INPUT =
########
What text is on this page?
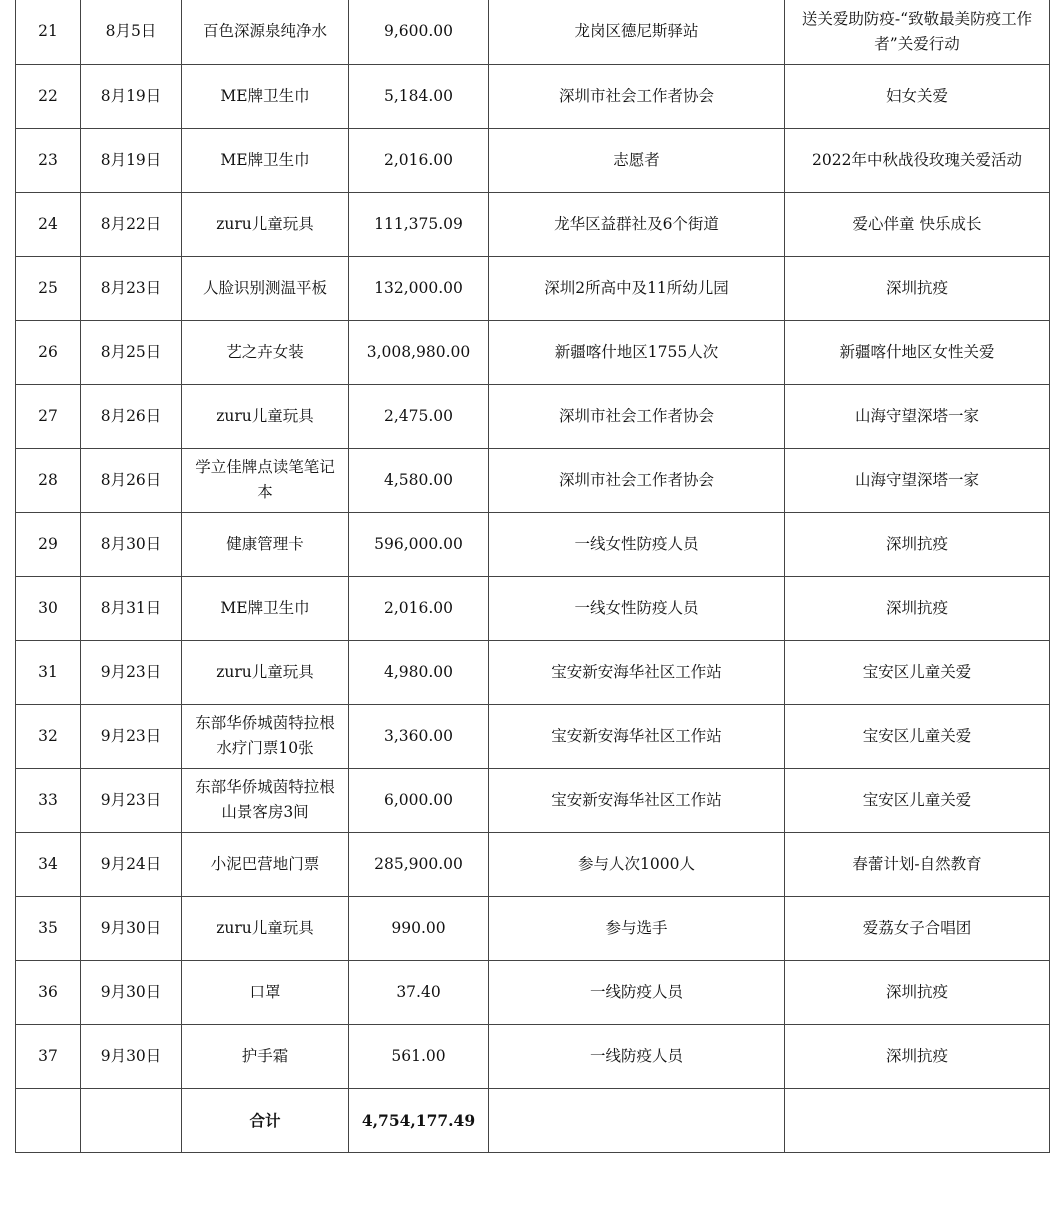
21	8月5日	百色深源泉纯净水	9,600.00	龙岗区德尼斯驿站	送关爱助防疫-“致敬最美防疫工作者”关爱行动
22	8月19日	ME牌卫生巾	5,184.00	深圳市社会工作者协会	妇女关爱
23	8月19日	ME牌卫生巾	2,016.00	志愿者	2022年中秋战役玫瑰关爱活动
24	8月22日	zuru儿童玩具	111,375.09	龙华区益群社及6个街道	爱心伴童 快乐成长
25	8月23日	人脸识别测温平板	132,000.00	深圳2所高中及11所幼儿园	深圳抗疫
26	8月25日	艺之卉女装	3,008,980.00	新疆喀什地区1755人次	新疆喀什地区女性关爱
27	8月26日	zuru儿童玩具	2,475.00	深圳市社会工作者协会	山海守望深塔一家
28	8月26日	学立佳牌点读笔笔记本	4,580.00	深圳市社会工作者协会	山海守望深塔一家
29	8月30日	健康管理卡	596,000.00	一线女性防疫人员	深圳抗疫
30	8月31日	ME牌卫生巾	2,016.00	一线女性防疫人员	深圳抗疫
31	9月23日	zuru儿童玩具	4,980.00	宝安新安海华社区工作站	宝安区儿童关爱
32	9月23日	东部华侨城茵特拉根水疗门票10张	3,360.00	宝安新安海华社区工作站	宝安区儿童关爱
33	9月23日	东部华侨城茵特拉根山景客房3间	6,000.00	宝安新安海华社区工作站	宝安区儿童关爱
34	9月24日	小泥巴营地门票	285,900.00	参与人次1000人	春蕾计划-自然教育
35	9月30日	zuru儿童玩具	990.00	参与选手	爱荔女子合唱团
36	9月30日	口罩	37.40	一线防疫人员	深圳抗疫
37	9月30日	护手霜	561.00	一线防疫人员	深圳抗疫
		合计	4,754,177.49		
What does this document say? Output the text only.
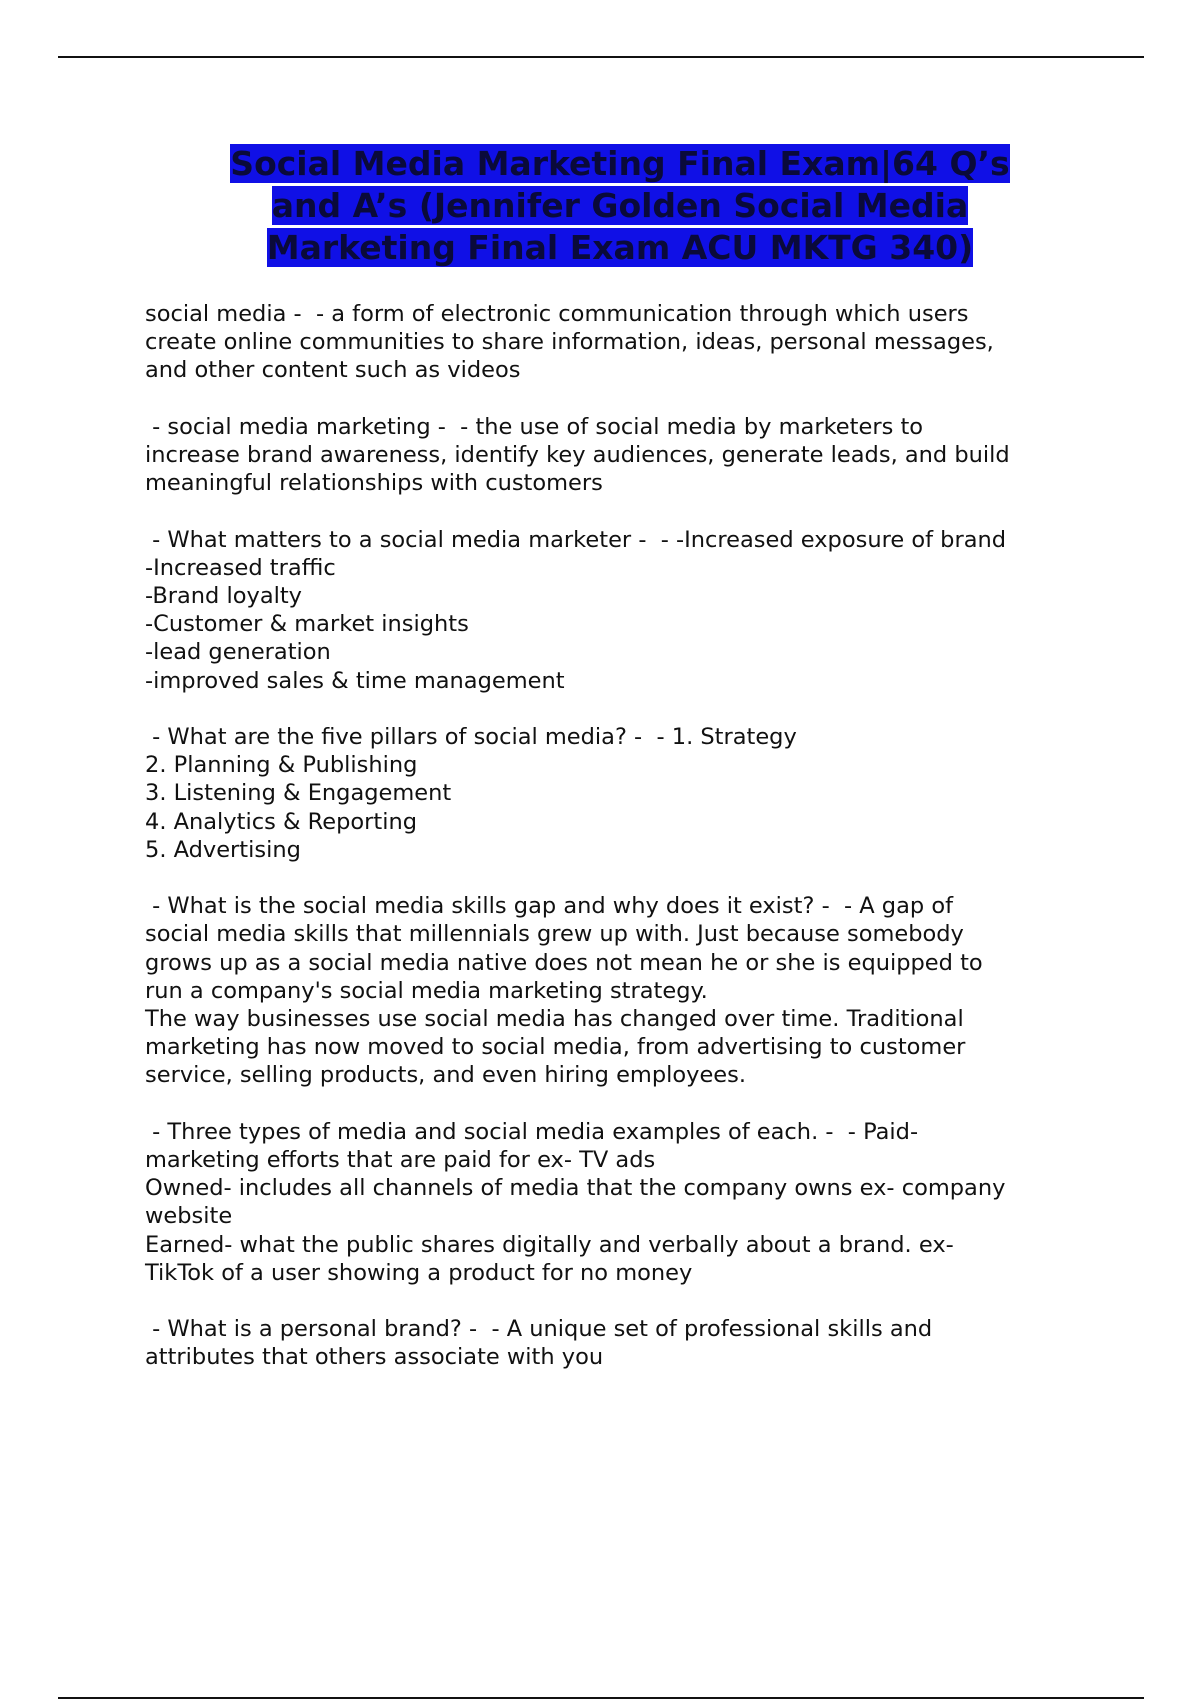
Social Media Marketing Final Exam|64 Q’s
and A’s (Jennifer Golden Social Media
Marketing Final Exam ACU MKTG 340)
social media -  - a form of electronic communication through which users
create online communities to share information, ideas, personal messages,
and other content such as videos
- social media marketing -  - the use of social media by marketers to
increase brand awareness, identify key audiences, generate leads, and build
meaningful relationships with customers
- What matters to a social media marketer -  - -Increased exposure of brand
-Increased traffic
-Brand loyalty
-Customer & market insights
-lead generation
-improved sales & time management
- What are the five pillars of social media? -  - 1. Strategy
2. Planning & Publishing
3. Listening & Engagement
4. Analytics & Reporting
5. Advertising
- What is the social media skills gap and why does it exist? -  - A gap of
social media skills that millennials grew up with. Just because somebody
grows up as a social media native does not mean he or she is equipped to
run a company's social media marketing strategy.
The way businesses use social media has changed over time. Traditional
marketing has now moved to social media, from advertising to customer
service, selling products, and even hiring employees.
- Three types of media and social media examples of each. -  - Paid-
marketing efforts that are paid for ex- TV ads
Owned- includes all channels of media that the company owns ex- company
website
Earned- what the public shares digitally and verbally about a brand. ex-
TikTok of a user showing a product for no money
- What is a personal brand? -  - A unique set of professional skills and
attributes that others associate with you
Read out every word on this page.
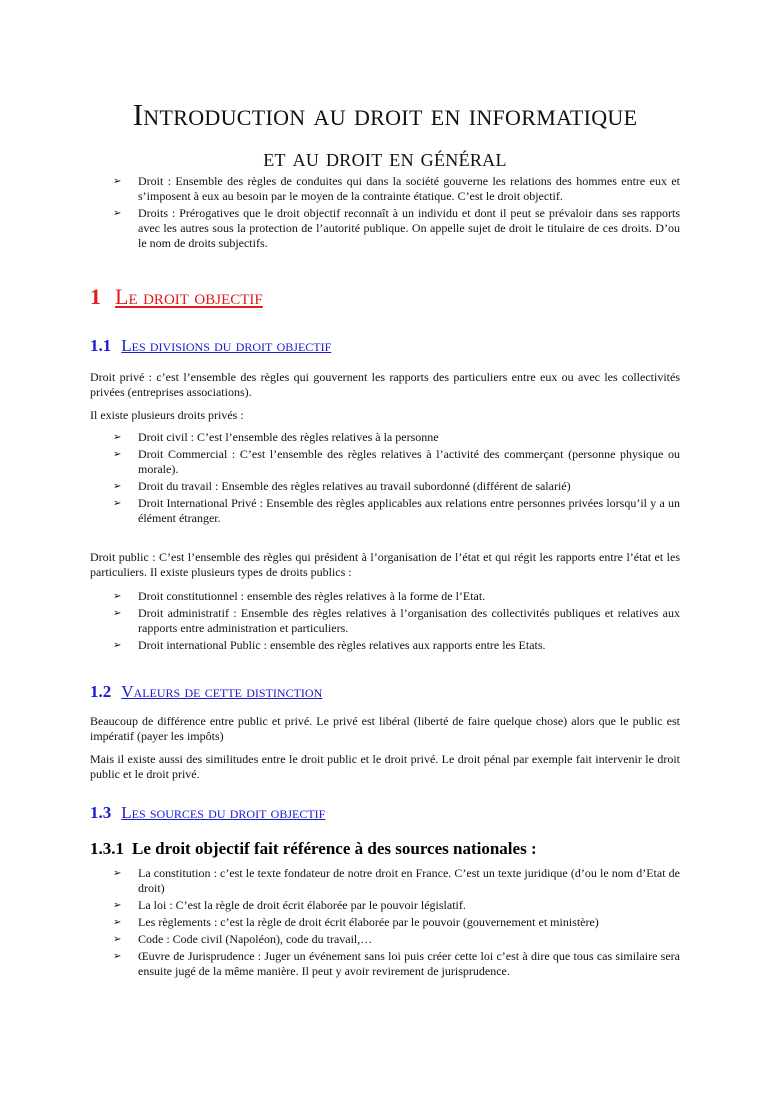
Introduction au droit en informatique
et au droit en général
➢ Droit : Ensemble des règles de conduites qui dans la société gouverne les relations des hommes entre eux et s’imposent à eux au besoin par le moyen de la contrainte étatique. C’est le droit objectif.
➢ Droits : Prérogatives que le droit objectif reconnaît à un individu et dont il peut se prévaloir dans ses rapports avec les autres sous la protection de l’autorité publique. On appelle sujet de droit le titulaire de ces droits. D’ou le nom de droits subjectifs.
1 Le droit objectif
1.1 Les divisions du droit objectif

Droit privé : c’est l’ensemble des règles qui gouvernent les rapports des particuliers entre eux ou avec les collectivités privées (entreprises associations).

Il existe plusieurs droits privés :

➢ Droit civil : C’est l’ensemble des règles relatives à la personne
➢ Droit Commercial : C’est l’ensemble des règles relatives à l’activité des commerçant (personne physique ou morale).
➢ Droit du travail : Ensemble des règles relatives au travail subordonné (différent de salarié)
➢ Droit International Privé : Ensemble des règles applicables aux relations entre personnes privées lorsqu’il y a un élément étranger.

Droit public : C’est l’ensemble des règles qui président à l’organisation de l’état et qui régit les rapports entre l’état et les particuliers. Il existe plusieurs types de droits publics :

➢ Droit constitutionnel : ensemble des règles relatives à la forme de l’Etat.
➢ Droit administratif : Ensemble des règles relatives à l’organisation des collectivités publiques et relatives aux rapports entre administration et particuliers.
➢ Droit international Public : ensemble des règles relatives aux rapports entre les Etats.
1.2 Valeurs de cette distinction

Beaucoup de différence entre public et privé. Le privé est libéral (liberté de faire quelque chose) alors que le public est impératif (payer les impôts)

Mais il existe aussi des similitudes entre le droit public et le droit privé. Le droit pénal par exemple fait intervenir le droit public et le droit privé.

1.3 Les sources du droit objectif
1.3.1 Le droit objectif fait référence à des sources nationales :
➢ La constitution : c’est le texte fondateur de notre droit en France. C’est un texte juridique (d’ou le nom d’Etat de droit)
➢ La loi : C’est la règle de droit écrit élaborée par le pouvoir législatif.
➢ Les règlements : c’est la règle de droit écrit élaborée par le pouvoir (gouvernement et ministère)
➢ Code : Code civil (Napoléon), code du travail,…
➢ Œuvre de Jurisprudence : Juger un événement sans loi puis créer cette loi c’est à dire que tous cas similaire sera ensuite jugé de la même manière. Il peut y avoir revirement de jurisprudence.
########
DESCRIPTION OF THE TASK = Look over the listing. Pull out every line with the string "peut" in it.

WRITTEN SOLUTION =
➢ Droits : Prérogatives que le droit objectif reconnaît à un individu et dont il peut se prévaloir dans ses rapports avec les autres sous la protection de l’autorité publique. On appelle sujet de droit le titulaire de ces droits. D’ou le nom de droits subjectifs.
➢ Œuvre de Jurisprudence : Juger un événement sans loi puis créer cette loi c’est à dire que tous cas similaire sera ensuite jugé de la même manière. Il peut y avoir revirement de jurisprudence.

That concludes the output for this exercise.